**SUPPLIED MATERIAL**
[start]

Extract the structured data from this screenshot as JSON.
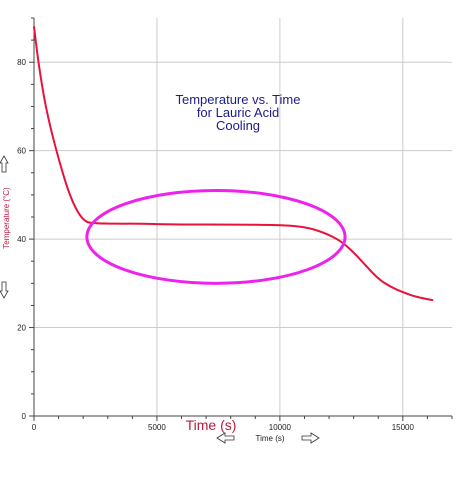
{
  "chart_data": {
    "type": "line",
    "title_lines": [
      "Temperature vs. Time",
      "for Lauric Acid",
      "Cooling"
    ],
    "xlabel": "Time (s)",
    "xlabel_annotation": "Time (s)",
    "ylabel": "Temperature (°C)",
    "xlim": [
      0,
      17000
    ],
    "ylim": [
      0,
      90
    ],
    "x_ticks": [
      0,
      5000,
      10000,
      15000
    ],
    "y_ticks": [
      0,
      20,
      40,
      60,
      80
    ],
    "grid": true,
    "series": [
      {
        "color": "#e8123c",
        "x": [
          0,
          200,
          500,
          1000,
          1500,
          2000,
          2500,
          4000,
          6000,
          8000,
          10000,
          11000,
          11800,
          12500,
          13000,
          13500,
          14000,
          14500,
          15000,
          15500,
          16200
        ],
        "y": [
          88,
          79,
          69,
          58,
          49,
          44,
          43.5,
          43.5,
          43.3,
          43.3,
          43.2,
          42.8,
          41.5,
          39.5,
          37,
          34,
          31,
          29.2,
          28,
          27,
          26.2
        ]
      }
    ],
    "annotation_ellipse": {
      "color": "#ee22ee",
      "cx": 7400,
      "cy": 40.5,
      "rx": 5250,
      "ry": 10.5
    }
  }
}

[end]

**DIRECTIVE**
Take the records above and transcribe them exactly, dropping every picture.

**CORRECT ANSWER**
Extract the structured data from this screenshot as JSON.
{
  "chart_data": {
    "type": "line",
    "title_lines": [
      "Temperature vs. Time",
      "for Lauric Acid",
      "Cooling"
    ],
    "xlabel": "Time (s)",
    "xlabel_annotation": "Time (s)",
    "ylabel": "Temperature (°C)",
    "xlim": [
      0,
      17000
    ],
    "ylim": [
      0,
      90
    ],
    "x_ticks": [
      0,
      5000,
      10000,
      15000
    ],
    "y_ticks": [
      0,
      20,
      40,
      60,
      80
    ],
    "grid": true,
    "series": [
      {
        "color": "#e8123c",
        "x": [
          0,
          200,
          500,
          1000,
          1500,
          2000,
          2500,
          4000,
          6000,
          8000,
          10000,
          11000,
          11800,
          12500,
          13000,
          13500,
          14000,
          14500,
          15000,
          15500,
          16200
        ],
        "y": [
          88,
          79,
          69,
          58,
          49,
          44,
          43.5,
          43.5,
          43.3,
          43.3,
          43.2,
          42.8,
          41.5,
          39.5,
          37,
          34,
          31,
          29.2,
          28,
          27,
          26.2
        ]
      }
    ],
    "annotation_ellipse": {
      "color": "#ee22ee",
      "cx": 7400,
      "cy": 40.5,
      "rx": 5250,
      "ry": 10.5
    }
  }
}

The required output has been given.